__What needs to be done__: Exact repetition of every entry is required.

Stored entries
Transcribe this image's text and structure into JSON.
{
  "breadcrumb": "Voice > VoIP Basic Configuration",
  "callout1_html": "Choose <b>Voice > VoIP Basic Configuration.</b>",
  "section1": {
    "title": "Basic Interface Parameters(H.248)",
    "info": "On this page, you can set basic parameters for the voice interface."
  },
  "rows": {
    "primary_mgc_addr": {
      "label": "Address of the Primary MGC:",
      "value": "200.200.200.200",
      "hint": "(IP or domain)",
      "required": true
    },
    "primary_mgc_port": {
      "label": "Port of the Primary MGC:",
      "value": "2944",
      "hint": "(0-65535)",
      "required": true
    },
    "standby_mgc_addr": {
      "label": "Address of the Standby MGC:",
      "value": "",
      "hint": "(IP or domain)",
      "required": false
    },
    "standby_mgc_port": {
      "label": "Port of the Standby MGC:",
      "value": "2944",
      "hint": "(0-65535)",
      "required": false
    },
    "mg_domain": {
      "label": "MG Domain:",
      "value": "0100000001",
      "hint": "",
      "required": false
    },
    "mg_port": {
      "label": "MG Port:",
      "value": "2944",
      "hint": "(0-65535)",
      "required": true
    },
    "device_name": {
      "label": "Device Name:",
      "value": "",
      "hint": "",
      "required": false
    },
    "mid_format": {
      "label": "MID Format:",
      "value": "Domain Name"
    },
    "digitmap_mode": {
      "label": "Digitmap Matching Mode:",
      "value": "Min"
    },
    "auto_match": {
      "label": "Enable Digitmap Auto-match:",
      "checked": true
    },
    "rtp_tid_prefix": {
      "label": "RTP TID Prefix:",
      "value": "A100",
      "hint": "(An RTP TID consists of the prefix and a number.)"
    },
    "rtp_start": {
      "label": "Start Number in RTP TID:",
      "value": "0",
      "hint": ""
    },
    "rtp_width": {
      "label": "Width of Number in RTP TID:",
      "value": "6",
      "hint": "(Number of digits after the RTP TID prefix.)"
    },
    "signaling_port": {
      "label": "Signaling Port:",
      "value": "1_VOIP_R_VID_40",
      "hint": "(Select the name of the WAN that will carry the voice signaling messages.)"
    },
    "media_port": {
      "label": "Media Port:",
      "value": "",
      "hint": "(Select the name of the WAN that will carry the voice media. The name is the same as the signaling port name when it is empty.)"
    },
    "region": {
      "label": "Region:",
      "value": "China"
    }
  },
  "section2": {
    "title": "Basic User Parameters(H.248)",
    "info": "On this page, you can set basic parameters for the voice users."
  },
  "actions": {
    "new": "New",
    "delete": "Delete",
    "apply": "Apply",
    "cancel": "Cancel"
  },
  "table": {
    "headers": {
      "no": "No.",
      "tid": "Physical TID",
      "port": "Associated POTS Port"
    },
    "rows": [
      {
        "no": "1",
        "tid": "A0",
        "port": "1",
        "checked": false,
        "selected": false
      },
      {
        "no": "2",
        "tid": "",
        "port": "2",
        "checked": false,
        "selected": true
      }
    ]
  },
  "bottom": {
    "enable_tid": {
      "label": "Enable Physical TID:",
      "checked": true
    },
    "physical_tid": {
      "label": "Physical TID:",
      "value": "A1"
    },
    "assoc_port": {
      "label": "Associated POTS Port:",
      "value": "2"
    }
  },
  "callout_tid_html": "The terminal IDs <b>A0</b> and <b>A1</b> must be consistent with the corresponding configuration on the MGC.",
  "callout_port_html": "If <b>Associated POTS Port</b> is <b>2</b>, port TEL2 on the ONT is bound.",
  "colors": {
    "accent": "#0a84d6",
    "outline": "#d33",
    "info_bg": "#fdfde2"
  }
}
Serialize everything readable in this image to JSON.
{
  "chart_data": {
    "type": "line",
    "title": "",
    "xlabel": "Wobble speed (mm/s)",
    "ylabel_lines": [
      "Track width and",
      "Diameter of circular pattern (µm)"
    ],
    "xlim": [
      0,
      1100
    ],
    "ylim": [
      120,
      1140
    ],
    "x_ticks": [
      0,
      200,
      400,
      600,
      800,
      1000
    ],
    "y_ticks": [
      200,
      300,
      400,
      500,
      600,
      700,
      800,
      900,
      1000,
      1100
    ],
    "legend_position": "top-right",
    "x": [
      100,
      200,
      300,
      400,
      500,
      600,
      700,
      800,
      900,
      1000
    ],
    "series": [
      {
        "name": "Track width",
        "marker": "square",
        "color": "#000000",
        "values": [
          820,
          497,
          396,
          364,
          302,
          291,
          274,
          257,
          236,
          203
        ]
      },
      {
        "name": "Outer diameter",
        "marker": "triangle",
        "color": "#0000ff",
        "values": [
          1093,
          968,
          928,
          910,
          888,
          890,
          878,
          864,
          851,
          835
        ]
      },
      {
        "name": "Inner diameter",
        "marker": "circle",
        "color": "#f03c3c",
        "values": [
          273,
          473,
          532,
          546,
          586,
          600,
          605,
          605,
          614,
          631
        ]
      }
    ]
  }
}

__Output__:
Transcribe this image's text and structure into JSON.
{
  "breadcrumb": "Voice > VoIP Basic Configuration",
  "callout1_html": "Choose <b>Voice > VoIP Basic Configuration.</b>",
  "section1": {
    "title": "Basic Interface Parameters(H.248)",
    "info": "On this page, you can set basic parameters for the voice interface."
  },
  "rows": {
    "primary_mgc_addr": {
      "label": "Address of the Primary MGC:",
      "value": "200.200.200.200",
      "hint": "(IP or domain)",
      "required": true
    },
    "primary_mgc_port": {
      "label": "Port of the Primary MGC:",
      "value": "2944",
      "hint": "(0-65535)",
      "required": true
    },
    "standby_mgc_addr": {
      "label": "Address of the Standby MGC:",
      "value": "",
      "hint": "(IP or domain)",
      "required": false
    },
    "standby_mgc_port": {
      "label": "Port of the Standby MGC:",
      "value": "2944",
      "hint": "(0-65535)",
      "required": false
    },
    "mg_domain": {
      "label": "MG Domain:",
      "value": "0100000001",
      "hint": "",
      "required": false
    },
    "mg_port": {
      "label": "MG Port:",
      "value": "2944",
      "hint": "(0-65535)",
      "required": true
    },
    "device_name": {
      "label": "Device Name:",
      "value": "",
      "hint": "",
      "required": false
    },
    "mid_format": {
      "label": "MID Format:",
      "value": "Domain Name"
    },
    "digitmap_mode": {
      "label": "Digitmap Matching Mode:",
      "value": "Min"
    },
    "auto_match": {
      "label": "Enable Digitmap Auto-match:",
      "checked": true
    },
    "rtp_tid_prefix": {
      "label": "RTP TID Prefix:",
      "value": "A100",
      "hint": "(An RTP TID consists of the prefix and a number.)"
    },
    "rtp_start": {
      "label": "Start Number in RTP TID:",
      "value": "0",
      "hint": ""
    },
    "rtp_width": {
      "label": "Width of Number in RTP TID:",
      "value": "6",
      "hint": "(Number of digits after the RTP TID prefix.)"
    },
    "signaling_port": {
      "label": "Signaling Port:",
      "value": "1_VOIP_R_VID_40",
      "hint": "(Select the name of the WAN that will carry the voice signaling messages.)"
    },
    "media_port": {
      "label": "Media Port:",
      "value": "",
      "hint": "(Select the name of the WAN that will carry the voice media. The name is the same as the signaling port name when it is empty.)"
    },
    "region": {
      "label": "Region:",
      "value": "China"
    }
  },
  "section2": {
    "title": "Basic User Parameters(H.248)",
    "info": "On this page, you can set basic parameters for the voice users."
  },
  "actions": {
    "new": "New",
    "delete": "Delete",
    "apply": "Apply",
    "cancel": "Cancel"
  },
  "table": {
    "headers": {
      "no": "No.",
      "tid": "Physical TID",
      "port": "Associated POTS Port"
    },
    "rows": [
      {
        "no": "1",
        "tid": "A0",
        "port": "1",
        "checked": false,
        "selected": false
      },
      {
        "no": "2",
        "tid": "",
        "port": "2",
        "checked": false,
        "selected": true
      }
    ]
  },
  "bottom": {
    "enable_tid": {
      "label": "Enable Physical TID:",
      "checked": true
    },
    "physical_tid": {
      "label": "Physical TID:",
      "value": "A1"
    },
    "assoc_port": {
      "label": "Associated POTS Port:",
      "value": "2"
    }
  },
  "callout_tid_html": "The terminal IDs <b>A0</b> and <b>A1</b> must be consistent with the corresponding configuration on the MGC.",
  "callout_port_html": "If <b>Associated POTS Port</b> is <b>2</b>, port TEL2 on the ONT is bound.",
  "colors": {
    "accent": "#0a84d6",
    "outline": "#d33",
    "info_bg": "#fdfde2"
  }
}
Serialize everything readable in this image to JSON.
{
  "chart_data": {
    "type": "line",
    "title": "",
    "xlabel": "Wobble speed (mm/s)",
    "ylabel_lines": [
      "Track width and",
      "Diameter of circular pattern (µm)"
    ],
    "xlim": [
      0,
      1100
    ],
    "ylim": [
      120,
      1140
    ],
    "x_ticks": [
      0,
      200,
      400,
      600,
      800,
      1000
    ],
    "y_ticks": [
      200,
      300,
      400,
      500,
      600,
      700,
      800,
      900,
      1000,
      1100
    ],
    "legend_position": "top-right",
    "x": [
      100,
      200,
      300,
      400,
      500,
      600,
      700,
      800,
      900,
      1000
    ],
    "series": [
      {
        "name": "Track width",
        "marker": "square",
        "color": "#000000",
        "values": [
          820,
          497,
          396,
          364,
          302,
          291,
          274,
          257,
          236,
          203
        ]
      },
      {
        "name": "Outer diameter",
        "marker": "triangle",
        "color": "#0000ff",
        "values": [
          1093,
          968,
          928,
          910,
          888,
          890,
          878,
          864,
          851,
          835
        ]
      },
      {
        "name": "Inner diameter",
        "marker": "circle",
        "color": "#f03c3c",
        "values": [
          273,
          473,
          532,
          546,
          586,
          600,
          605,
          605,
          614,
          631
        ]
      }
    ]
  }
}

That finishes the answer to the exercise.